* **Aim a**
In the biography of Apollinaris William Baumgartner, what high school did he board at?

- Church: Catholic Church
- See: Diocese of Agaña
- Installed: 14 August 1965
- Term ended: 18 December 1970
- Predecessor: León Angel Olano y Urteaga
- Successor: Felixberto Camacho Flores

Orders
- Ordination: 30 May 1926

Personal details
- Born: William Baumgartner 24 July 1899 College Point, Queens, New York City, New York, United States
- Died: 18 December 1970 (aged 71) Hagåtña, Guam
- Buried: Hagåtña, Guam
- Coat of arms: Apollinaris William Baumgartner, OFMCap's coat of arms

= Apollinaris William Baumgartner =

American prelate

Apollinaris William Baumgartner, OFMCap, D.D., (24 July 1899 – 18 December 1970) was a prelate of the Catholic Church, serving as Bishop of Agaña, Guam, from 1945 to 1970.

== Biography ==

=== Early life and education ===
William Baumgartner was born in College Point, Queens, New York City, New York, United States, to William Lawrence Baumgartner and Elizabeth (née Wurtz) Baumgartner. He attended St. Fidelis School, the parochial elementary school of St. Fidelis Parish in College Point, and already had decided to become a Capuchin friar by the time he was to start high school. He boarded at St. Lawrence College in Mount Calvary, Wisconsin, a seminary high school run by Capuchins. He later received a Doctor of Divinity.

* **Supplied entries**
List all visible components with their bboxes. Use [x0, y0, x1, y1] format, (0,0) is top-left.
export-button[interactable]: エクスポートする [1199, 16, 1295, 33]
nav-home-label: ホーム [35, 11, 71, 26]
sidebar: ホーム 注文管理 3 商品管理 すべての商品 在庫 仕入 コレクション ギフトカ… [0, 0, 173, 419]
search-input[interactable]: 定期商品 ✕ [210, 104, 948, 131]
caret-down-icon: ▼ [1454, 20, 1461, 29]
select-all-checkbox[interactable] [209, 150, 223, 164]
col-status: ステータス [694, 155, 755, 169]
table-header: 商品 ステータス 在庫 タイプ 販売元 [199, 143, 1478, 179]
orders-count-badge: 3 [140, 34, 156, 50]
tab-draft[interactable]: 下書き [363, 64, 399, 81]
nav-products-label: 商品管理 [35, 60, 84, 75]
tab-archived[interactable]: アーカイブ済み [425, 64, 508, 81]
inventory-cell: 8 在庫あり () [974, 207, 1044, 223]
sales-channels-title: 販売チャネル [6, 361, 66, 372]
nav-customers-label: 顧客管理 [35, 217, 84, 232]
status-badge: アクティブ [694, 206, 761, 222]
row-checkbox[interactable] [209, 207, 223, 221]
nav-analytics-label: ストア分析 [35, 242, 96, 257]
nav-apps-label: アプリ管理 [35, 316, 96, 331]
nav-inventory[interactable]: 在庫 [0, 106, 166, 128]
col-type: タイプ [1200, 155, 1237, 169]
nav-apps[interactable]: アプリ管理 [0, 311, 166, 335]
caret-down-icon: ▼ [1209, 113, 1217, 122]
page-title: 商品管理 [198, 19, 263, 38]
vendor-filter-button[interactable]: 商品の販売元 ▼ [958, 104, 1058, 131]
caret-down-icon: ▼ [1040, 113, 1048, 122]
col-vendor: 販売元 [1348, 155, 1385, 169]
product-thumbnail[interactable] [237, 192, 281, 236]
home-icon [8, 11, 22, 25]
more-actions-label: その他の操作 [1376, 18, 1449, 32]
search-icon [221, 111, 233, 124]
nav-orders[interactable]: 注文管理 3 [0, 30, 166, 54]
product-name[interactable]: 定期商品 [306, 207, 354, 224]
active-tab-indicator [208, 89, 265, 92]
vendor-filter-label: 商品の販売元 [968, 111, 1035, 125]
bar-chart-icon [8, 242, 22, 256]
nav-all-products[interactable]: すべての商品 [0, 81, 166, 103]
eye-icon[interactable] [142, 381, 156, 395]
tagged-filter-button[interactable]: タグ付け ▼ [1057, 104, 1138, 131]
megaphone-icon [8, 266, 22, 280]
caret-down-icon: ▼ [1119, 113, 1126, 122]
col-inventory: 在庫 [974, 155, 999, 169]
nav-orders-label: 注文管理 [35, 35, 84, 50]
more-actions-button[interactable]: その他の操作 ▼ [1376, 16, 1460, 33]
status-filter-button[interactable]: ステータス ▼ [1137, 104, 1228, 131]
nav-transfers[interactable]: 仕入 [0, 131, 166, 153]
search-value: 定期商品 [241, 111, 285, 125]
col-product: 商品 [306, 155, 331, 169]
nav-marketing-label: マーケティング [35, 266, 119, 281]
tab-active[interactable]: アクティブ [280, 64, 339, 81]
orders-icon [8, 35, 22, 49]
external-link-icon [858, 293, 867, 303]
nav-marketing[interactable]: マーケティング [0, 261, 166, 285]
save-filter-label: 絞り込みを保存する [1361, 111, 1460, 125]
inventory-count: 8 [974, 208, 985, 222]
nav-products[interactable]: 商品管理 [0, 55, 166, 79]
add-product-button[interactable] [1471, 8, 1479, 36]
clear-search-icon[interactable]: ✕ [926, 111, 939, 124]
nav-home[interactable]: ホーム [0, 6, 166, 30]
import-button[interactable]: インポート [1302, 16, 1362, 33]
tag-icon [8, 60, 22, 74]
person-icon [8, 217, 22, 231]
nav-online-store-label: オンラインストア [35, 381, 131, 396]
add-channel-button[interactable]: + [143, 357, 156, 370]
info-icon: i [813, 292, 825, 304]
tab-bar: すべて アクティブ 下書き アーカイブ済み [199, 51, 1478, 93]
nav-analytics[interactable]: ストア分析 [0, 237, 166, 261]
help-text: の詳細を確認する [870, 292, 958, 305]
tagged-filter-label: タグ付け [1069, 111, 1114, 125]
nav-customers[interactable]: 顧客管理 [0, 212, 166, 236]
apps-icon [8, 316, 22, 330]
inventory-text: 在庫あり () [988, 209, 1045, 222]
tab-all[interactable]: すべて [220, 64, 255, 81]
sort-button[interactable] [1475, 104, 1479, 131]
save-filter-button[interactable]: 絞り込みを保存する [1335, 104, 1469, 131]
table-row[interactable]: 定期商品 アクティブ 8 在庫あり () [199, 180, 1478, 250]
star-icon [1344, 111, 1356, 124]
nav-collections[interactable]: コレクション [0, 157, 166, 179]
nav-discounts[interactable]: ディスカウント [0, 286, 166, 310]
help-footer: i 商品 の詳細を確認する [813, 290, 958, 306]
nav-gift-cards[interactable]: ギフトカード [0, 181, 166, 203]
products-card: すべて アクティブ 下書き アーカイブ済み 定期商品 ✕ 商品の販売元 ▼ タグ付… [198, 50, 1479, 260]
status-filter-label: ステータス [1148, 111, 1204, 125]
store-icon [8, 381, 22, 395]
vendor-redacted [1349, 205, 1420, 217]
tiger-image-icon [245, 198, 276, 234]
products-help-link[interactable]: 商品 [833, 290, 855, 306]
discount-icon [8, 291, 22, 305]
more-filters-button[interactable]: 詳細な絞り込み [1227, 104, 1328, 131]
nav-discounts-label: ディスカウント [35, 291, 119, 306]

* **Aim b**
Rewrite the entries from the first one down to the line containing "nav-products-label: 商品管理 [35, 60, 84, 75]", substituting "side-panel" for "sidebar" and leaving everything else unchanged.

* **Task answer a**
St. Lawrence College in Mount Calvary, Wisconsin, a seminary high school run by Capuchins.

* **Task answer b**
List all visible components with their bboxes. Use [x0, y0, x1, y1] format, (0,0) is top-left.
export-button[interactable]: エクスポートする [1199, 16, 1295, 33]
nav-home-label: ホーム [35, 11, 71, 26]
side-panel: ホーム 注文管理 3 商品管理 すべての商品 在庫 仕入 コレクション ギフトカ… [0, 0, 173, 419]
search-input[interactable]: 定期商品 ✕ [210, 104, 948, 131]
caret-down-icon: ▼ [1454, 20, 1461, 29]
select-all-checkbox[interactable] [209, 150, 223, 164]
col-status: ステータス [694, 155, 755, 169]
table-header: 商品 ステータス 在庫 タイプ 販売元 [199, 143, 1478, 179]
orders-count-badge: 3 [140, 34, 156, 50]
tab-draft[interactable]: 下書き [363, 64, 399, 81]
nav-products-label: 商品管理 [35, 60, 84, 75]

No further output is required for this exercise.